Check each line of the data for "ylabel" and select those that have it.

ENTRIES SUPPLIED:
|---|
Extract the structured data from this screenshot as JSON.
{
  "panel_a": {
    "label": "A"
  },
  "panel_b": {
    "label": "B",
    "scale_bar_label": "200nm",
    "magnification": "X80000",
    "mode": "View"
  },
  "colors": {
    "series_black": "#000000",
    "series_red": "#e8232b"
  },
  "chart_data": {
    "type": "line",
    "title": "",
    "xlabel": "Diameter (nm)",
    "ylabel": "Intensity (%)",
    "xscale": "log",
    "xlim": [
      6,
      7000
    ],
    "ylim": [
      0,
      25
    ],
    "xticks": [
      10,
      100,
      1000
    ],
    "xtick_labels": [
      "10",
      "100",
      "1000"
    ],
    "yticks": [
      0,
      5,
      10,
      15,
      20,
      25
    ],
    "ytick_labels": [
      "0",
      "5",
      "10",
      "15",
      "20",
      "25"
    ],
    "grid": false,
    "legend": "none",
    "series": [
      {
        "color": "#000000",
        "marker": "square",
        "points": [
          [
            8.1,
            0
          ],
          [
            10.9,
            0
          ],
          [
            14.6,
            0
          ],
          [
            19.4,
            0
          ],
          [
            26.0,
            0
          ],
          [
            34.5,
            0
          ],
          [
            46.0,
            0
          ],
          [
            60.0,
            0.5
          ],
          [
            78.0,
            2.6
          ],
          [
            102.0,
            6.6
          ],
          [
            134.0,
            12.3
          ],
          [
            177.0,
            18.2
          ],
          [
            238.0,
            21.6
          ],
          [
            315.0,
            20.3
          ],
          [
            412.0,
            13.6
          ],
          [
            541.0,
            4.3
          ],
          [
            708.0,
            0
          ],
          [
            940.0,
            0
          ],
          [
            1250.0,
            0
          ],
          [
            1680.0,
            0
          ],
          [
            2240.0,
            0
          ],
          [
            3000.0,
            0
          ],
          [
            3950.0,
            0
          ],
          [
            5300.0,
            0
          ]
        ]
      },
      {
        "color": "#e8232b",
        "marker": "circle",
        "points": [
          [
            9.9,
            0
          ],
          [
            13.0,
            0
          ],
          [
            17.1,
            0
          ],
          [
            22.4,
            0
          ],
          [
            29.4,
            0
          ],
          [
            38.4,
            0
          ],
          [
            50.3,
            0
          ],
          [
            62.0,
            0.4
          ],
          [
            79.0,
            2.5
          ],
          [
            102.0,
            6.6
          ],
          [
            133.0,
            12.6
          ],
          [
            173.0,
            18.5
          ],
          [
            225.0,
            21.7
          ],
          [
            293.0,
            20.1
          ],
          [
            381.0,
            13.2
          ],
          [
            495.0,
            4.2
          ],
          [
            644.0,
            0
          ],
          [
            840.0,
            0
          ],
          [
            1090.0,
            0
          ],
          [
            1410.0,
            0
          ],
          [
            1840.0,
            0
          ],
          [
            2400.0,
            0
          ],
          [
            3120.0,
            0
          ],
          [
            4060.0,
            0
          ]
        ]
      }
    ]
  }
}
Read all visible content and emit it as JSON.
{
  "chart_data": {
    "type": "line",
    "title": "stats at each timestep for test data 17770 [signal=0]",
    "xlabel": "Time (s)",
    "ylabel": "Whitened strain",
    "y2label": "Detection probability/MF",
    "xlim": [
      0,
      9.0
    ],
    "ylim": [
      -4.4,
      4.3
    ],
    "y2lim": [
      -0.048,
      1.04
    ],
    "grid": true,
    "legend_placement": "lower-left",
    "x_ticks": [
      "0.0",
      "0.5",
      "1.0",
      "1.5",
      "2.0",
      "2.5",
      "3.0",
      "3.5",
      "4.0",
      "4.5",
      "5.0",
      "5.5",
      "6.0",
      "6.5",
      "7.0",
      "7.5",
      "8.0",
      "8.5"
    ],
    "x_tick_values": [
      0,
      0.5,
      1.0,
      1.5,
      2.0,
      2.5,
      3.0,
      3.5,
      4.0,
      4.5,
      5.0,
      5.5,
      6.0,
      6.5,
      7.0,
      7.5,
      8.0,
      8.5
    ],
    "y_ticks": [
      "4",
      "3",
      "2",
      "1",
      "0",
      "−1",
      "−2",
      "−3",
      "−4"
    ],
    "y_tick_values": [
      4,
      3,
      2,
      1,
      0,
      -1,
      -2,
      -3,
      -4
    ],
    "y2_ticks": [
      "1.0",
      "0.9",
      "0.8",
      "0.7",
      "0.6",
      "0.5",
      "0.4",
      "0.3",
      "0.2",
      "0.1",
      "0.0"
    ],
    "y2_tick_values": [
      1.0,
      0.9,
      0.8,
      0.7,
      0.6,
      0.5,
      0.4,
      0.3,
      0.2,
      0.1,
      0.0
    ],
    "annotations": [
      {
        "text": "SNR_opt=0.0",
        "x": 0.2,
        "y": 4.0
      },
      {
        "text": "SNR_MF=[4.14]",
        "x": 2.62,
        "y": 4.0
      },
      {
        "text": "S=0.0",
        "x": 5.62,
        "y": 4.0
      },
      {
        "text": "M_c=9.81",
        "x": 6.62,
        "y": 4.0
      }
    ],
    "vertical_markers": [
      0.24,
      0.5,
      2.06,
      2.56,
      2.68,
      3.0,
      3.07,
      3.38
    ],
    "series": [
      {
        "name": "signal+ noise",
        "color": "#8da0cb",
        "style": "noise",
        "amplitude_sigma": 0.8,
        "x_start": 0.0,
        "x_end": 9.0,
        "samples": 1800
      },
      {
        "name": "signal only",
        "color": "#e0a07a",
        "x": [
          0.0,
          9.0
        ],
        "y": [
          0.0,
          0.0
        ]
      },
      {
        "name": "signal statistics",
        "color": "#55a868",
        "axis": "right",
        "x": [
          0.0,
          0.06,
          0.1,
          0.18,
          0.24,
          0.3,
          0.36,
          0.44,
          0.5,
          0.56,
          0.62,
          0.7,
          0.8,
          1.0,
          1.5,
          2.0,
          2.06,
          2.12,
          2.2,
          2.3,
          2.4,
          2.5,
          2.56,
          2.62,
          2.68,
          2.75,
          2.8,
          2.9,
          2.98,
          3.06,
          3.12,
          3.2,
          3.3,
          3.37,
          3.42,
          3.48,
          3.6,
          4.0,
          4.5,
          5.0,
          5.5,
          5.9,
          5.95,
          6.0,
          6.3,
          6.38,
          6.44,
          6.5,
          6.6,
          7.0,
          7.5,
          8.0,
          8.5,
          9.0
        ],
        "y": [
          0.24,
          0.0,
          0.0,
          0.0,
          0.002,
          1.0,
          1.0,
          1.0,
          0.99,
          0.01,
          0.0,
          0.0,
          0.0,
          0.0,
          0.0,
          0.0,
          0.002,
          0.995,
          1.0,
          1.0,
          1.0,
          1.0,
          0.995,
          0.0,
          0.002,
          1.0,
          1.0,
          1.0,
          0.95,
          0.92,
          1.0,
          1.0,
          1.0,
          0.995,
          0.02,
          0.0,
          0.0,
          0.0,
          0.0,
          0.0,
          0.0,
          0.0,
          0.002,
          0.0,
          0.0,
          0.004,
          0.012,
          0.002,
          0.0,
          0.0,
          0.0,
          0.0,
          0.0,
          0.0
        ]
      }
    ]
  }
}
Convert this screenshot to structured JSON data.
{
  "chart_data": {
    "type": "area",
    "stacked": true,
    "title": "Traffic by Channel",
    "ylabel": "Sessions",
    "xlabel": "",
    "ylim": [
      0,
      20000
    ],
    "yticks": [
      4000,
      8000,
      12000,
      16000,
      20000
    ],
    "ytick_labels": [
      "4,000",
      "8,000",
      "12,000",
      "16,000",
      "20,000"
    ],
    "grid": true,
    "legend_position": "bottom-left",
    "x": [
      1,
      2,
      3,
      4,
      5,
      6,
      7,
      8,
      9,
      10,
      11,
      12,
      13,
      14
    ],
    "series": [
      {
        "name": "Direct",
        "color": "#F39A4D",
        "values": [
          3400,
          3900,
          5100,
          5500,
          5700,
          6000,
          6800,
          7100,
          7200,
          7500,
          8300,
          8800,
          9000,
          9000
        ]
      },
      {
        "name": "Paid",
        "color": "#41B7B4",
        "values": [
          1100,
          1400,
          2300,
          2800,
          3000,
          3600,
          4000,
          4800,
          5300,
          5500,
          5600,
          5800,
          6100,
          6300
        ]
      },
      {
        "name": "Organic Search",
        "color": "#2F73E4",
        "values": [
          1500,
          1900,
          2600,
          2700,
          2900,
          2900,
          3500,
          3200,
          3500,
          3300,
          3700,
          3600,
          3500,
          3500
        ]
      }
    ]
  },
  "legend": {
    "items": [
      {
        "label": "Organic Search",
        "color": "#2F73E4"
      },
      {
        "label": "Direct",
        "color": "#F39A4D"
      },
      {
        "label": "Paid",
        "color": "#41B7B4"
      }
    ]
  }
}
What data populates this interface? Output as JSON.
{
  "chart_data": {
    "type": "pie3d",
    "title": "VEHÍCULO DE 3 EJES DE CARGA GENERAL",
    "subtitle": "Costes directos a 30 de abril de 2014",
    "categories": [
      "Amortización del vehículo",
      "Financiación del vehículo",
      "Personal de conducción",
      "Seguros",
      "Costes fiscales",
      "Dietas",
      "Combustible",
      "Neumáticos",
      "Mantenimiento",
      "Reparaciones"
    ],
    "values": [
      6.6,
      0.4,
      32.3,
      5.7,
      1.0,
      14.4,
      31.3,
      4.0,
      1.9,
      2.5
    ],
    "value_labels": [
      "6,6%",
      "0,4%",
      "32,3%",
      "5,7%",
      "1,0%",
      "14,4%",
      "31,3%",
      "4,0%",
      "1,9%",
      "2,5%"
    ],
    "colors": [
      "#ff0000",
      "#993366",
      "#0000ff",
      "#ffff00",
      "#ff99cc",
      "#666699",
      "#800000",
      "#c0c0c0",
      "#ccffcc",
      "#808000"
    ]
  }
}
|---|
RESULT OF THE EXERCISE:
    "ylabel": "Intensity (%)",
    "ylabel": "Whitened strain",
    "ylabel": "Sessions",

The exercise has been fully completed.